[START OF Material supplied]

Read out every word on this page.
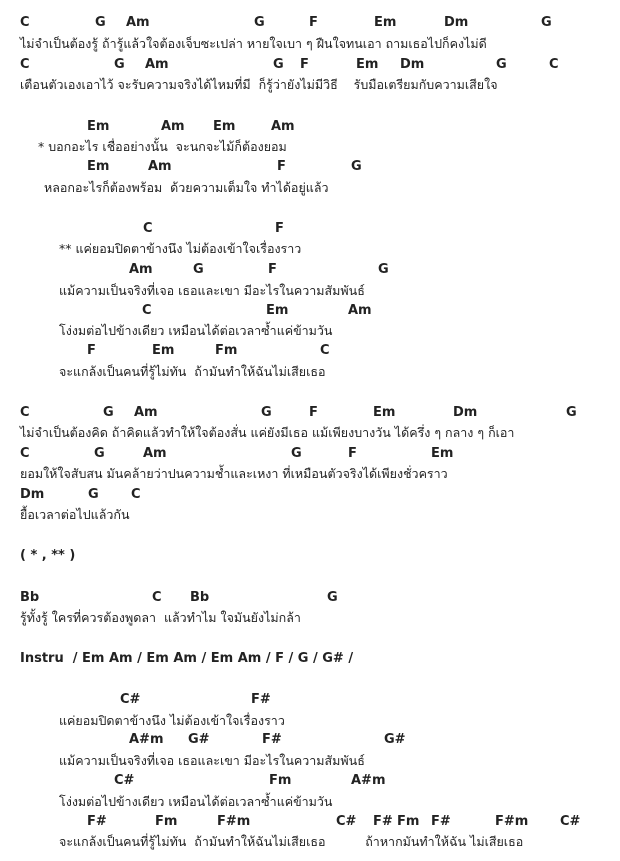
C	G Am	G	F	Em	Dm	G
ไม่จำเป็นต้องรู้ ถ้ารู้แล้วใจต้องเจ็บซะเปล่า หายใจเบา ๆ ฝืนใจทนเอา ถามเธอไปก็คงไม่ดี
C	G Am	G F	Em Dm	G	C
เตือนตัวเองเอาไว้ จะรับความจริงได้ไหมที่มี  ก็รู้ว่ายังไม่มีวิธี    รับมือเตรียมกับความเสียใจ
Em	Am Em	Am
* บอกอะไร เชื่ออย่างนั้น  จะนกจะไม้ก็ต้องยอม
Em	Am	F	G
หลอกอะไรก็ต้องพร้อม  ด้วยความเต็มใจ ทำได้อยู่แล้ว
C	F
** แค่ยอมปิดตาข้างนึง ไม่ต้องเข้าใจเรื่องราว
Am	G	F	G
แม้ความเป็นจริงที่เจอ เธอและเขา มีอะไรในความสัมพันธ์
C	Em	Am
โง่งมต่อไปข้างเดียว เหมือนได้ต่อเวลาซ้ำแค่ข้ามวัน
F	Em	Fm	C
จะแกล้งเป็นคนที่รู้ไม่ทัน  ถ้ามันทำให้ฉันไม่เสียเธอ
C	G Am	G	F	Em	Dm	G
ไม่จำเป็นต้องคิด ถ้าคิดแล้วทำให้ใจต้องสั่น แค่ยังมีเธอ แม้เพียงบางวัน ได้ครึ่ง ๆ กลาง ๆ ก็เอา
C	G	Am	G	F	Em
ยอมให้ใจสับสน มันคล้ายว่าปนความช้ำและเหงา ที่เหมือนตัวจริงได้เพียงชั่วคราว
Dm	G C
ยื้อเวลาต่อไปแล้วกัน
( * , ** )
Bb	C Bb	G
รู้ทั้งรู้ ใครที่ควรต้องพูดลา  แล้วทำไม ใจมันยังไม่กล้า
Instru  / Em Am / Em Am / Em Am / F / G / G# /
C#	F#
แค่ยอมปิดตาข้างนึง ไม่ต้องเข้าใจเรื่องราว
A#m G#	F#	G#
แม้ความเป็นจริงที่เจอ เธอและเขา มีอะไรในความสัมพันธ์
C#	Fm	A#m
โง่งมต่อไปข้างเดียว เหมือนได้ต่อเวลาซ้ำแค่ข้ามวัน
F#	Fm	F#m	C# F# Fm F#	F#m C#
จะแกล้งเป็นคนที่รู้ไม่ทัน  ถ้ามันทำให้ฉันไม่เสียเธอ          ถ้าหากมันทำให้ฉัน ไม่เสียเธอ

[END OF Material supplied]
[START OF Material supplied]

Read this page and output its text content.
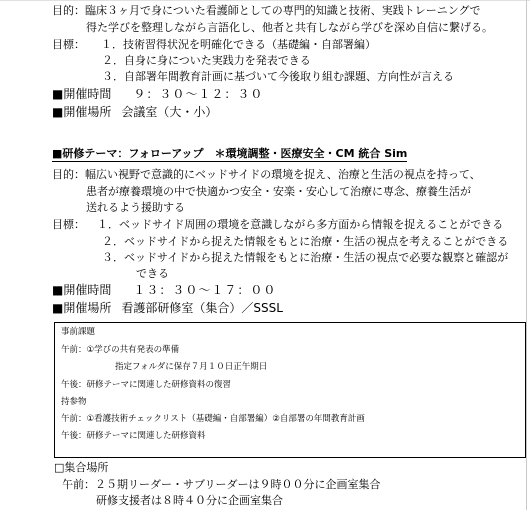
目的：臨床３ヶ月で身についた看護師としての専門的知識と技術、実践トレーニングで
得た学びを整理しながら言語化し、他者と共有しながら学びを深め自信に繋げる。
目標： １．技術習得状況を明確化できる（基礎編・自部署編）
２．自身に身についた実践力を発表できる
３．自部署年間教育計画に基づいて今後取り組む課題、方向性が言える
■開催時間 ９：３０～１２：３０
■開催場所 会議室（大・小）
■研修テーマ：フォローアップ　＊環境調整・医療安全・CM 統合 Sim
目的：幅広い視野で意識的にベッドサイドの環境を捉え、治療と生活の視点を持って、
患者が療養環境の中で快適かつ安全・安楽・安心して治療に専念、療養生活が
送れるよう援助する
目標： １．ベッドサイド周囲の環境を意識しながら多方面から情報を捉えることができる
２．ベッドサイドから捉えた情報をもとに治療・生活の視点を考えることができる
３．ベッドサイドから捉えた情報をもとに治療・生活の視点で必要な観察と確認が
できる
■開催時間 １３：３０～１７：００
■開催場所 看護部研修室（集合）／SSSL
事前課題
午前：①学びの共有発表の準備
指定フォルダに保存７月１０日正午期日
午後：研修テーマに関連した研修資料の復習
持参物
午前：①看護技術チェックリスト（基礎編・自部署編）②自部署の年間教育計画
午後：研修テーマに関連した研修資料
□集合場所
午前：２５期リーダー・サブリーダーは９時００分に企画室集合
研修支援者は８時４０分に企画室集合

[END OF Material supplied]
[START OF Material supplied]

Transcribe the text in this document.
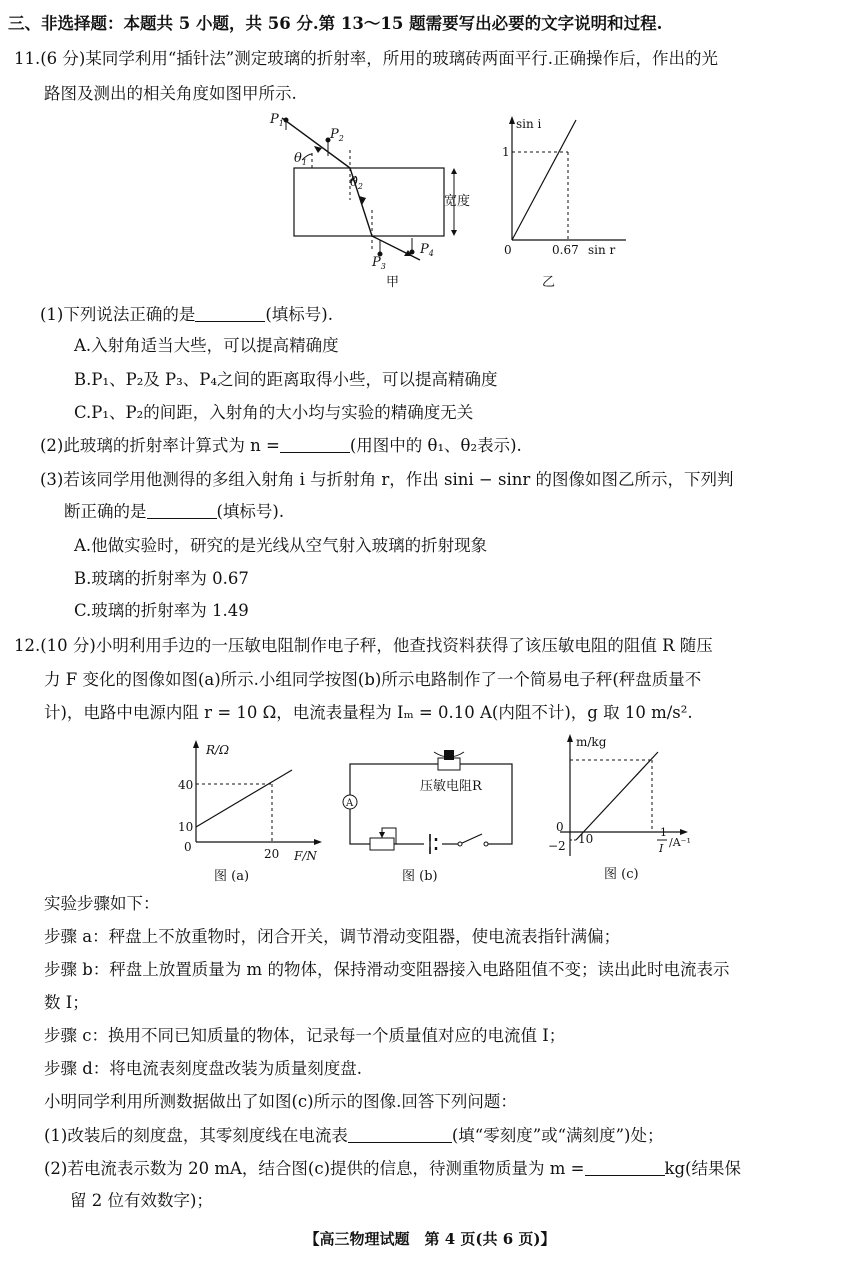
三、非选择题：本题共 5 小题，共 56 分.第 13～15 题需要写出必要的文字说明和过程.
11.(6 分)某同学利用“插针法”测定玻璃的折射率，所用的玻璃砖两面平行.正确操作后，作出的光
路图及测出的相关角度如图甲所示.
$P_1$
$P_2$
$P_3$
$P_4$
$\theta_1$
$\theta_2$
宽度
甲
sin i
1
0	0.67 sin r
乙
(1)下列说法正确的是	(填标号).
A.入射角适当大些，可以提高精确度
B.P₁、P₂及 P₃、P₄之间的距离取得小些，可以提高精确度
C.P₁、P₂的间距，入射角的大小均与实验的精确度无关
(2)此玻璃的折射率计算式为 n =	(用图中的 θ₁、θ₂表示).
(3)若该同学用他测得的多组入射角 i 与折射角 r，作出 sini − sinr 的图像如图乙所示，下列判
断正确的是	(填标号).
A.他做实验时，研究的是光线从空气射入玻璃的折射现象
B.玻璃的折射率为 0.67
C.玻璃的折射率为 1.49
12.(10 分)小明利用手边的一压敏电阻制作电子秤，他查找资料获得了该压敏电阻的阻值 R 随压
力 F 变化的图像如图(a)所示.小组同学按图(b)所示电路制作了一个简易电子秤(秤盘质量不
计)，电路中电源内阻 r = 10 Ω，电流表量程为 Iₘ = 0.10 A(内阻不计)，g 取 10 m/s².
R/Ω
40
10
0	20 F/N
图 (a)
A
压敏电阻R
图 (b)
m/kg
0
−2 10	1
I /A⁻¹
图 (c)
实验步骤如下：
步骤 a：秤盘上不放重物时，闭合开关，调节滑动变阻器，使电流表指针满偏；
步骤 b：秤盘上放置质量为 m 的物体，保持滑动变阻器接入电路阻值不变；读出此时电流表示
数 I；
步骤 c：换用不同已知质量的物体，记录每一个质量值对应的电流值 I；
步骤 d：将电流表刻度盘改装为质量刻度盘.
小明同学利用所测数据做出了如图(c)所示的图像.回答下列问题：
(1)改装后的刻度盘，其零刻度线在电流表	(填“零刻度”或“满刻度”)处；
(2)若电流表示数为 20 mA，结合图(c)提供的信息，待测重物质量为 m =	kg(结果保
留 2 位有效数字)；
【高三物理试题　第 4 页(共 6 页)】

[END OF Material supplied]

**Work instructions**
Only a number is needed: how many lines of the material above contain "ベッドサイドから捉えた情報をもとに治療"?

**Written response**
2